[Your instructions]
For each line of the data below that holds "Wersja", copy the line.

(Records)

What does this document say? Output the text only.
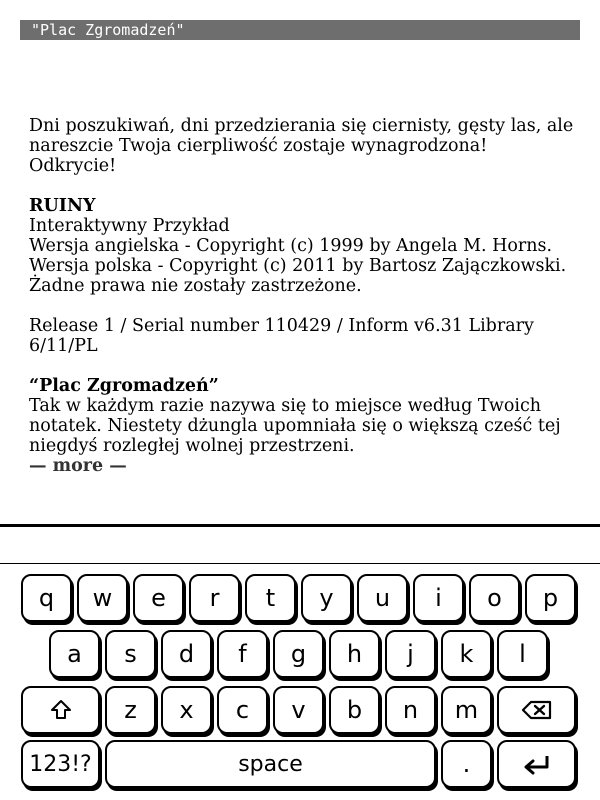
"Plac Zgromadzeń"

Dni poszukiwań, dni przedzierania się ciernisty, gęsty las, ale nareszcie Twoja cierpliwość zostaje wynagrodzona! Odkrycie!

RUINY

Interaktywny Przykład

Wersja angielska - Copyright (c) 1999 by Angela M. Horns.

Wersja polska - Copyright (c) 2011 by Bartosz Zajączkowski. Żadne prawa nie zostały zastrzeżone.

Release 1 / Serial number 110429 / Inform v6.31 Library 6/11/PL

“Plac Zgromadzeń”

Tak w każdym razie nazywa się to miejsce według Twoich notatek. Niestety dżungla upomniała się o większą cześć tej niegdyś rozległej wolnej przestrzeni.

— more —

q	w	e	r	t	y	u	i	o	p
a	s	d	f	g	h	j	k	l
z	x	c	v	b	n	m
123!?	space	.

[Solution to this task]
Wersja angielska - Copyright (c) 1999 by Angela M. Horns.
Wersja polska - Copyright (c) 2011 by Bartosz Zajączkowski. Żadne prawa nie zostały zastrzeżone.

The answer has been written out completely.